CHALLENGE> Copy out every line of the data exactly.

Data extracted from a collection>

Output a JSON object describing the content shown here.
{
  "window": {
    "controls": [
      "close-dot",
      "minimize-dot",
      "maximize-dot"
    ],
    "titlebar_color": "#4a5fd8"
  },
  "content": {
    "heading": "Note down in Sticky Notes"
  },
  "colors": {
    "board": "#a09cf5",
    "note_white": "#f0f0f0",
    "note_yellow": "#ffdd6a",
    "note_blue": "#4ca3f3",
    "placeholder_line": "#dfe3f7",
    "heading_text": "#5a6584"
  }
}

PROBLEM SOLUTION>
Output a JSON object describing the content shown here.
{
  "window": {
    "controls": [
      "close-dot",
      "minimize-dot",
      "maximize-dot"
    ],
    "titlebar_color": "#4a5fd8"
  },
  "content": {
    "heading": "Note down in Sticky Notes"
  },
  "colors": {
    "board": "#a09cf5",
    "note_white": "#f0f0f0",
    "note_yellow": "#ffdd6a",
    "note_blue": "#4ca3f3",
    "placeholder_line": "#dfe3f7",
    "heading_text": "#5a6584"
  }
}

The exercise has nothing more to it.